(Saved entries)
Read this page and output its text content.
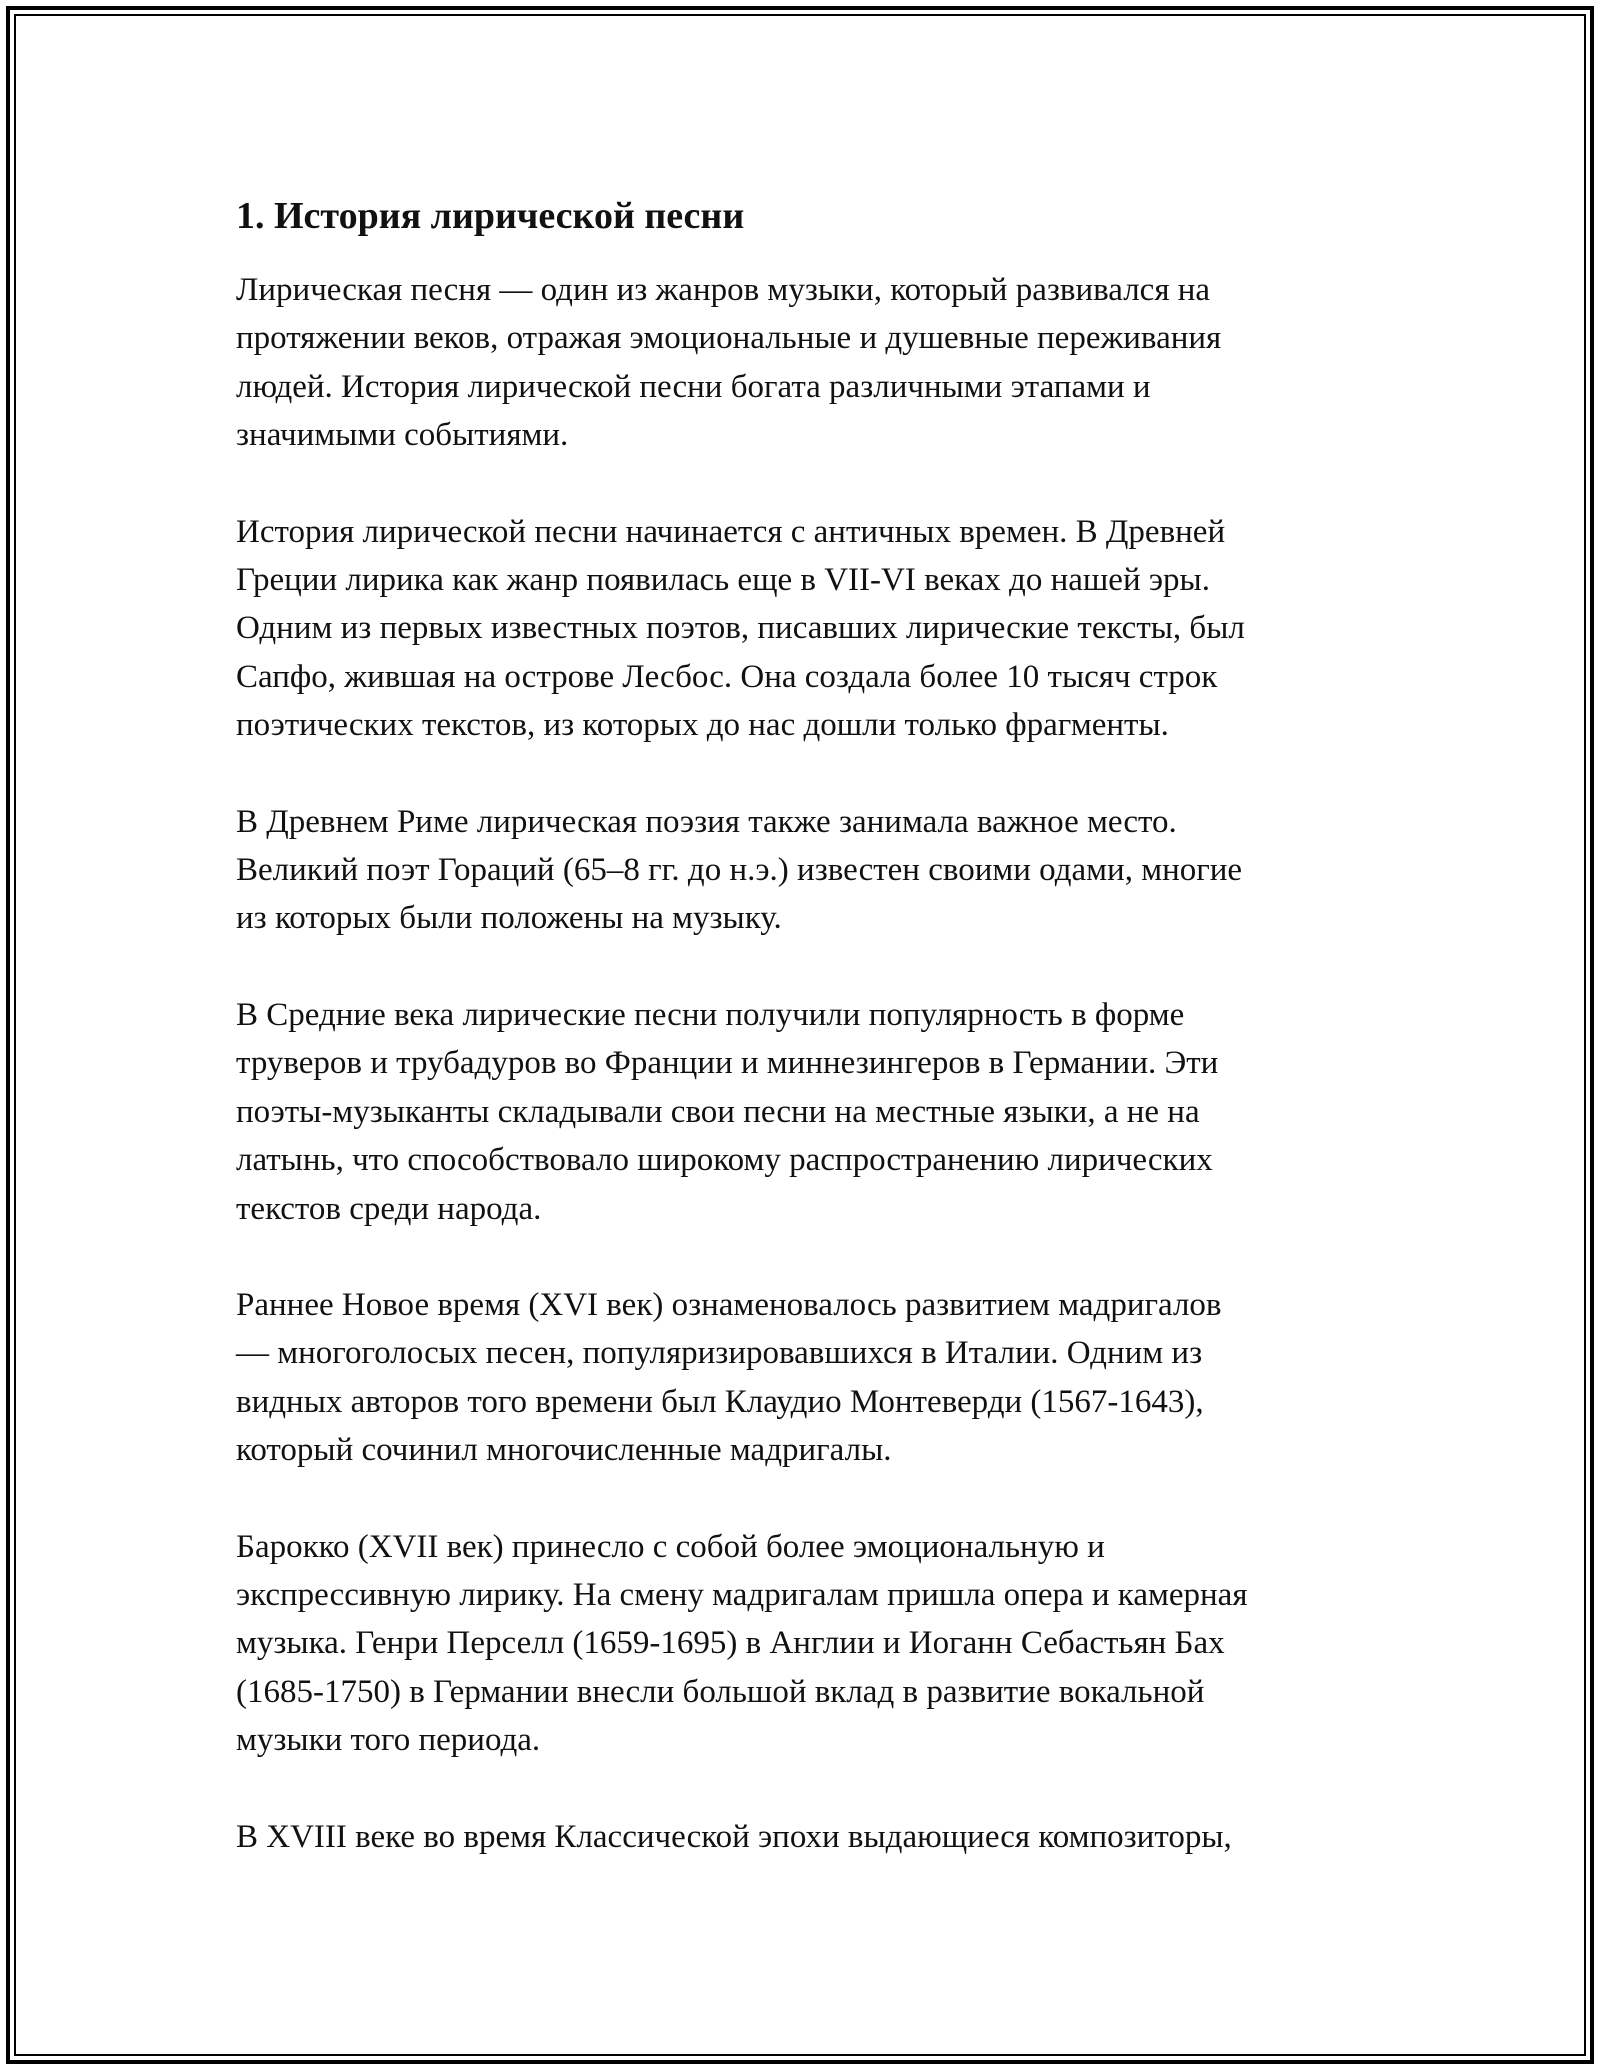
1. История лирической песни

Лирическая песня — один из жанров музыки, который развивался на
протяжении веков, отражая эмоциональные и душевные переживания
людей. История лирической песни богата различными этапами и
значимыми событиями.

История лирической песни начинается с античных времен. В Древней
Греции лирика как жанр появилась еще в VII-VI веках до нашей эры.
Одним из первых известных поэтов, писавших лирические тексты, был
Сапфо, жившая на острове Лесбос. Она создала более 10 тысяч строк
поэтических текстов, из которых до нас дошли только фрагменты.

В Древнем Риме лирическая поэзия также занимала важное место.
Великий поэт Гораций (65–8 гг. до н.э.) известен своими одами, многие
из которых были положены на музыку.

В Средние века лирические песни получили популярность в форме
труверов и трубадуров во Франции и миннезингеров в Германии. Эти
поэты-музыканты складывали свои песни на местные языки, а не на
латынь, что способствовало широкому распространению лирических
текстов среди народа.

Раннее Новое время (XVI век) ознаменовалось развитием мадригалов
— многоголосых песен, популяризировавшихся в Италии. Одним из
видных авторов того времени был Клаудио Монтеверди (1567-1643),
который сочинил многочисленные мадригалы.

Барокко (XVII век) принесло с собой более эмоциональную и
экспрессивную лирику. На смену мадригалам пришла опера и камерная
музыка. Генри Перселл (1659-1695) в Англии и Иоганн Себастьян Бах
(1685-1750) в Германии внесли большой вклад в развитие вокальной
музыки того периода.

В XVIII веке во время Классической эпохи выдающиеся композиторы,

* * *

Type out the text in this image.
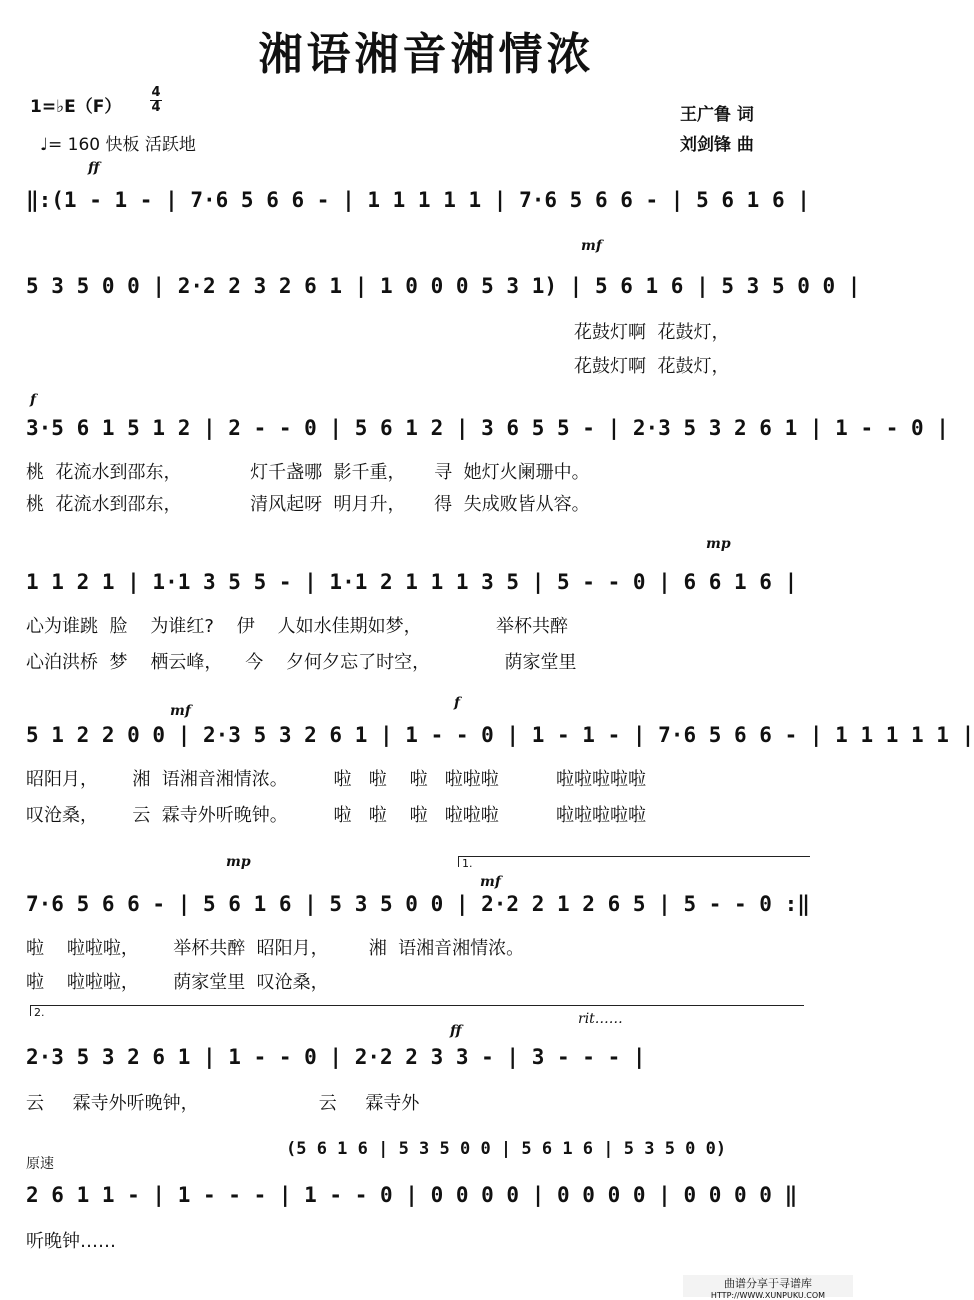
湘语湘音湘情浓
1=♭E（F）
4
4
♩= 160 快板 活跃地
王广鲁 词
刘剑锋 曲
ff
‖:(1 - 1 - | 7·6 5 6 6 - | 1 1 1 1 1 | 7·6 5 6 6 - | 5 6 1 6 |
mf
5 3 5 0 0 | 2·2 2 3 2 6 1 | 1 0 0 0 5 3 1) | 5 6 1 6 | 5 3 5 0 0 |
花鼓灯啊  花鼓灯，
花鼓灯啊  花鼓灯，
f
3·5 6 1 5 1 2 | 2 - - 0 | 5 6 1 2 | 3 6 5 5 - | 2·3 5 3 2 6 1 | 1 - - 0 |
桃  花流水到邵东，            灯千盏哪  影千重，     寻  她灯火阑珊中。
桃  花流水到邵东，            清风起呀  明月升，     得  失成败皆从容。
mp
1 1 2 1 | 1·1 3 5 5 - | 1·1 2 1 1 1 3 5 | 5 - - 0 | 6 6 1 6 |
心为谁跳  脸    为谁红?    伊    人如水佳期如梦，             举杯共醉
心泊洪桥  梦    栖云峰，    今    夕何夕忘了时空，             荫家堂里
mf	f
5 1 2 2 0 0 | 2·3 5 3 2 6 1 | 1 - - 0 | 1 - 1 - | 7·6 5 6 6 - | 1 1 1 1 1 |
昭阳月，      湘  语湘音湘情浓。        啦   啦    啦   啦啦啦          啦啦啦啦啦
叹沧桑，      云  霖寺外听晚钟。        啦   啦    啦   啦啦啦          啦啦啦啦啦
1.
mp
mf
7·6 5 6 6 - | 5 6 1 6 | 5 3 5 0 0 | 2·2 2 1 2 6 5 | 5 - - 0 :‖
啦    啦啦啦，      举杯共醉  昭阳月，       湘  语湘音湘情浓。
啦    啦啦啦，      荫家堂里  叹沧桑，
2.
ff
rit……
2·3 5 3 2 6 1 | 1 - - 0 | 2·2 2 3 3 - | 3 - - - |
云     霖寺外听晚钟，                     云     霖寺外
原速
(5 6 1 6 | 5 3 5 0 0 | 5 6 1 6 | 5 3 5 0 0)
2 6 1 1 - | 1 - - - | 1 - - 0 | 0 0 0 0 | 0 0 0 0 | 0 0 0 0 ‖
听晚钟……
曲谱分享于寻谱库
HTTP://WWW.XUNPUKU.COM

==

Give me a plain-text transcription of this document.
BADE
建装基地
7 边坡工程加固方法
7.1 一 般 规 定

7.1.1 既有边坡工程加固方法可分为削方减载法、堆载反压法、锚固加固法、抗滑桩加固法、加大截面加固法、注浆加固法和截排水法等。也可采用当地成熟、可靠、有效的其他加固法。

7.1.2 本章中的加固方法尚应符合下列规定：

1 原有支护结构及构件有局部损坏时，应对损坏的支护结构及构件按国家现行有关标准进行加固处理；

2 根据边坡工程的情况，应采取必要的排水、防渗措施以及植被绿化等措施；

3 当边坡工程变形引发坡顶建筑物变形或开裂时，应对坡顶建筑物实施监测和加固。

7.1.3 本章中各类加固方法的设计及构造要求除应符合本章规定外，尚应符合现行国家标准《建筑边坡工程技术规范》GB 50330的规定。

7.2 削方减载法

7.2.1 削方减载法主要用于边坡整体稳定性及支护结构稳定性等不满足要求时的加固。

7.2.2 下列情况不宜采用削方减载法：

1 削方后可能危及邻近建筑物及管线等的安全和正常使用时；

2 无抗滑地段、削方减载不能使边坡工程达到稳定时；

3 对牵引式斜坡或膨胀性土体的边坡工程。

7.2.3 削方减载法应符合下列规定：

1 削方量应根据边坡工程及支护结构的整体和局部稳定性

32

(The exercise)
Search the data for "举杯共醉". Copy every matching line.

(Exercise output)
心为谁跳  脸    为谁红?    伊    人如水佳期如梦，             举杯共醉
啦    啦啦啦，      举杯共醉  昭阳月，       湘  语湘音湘情浓。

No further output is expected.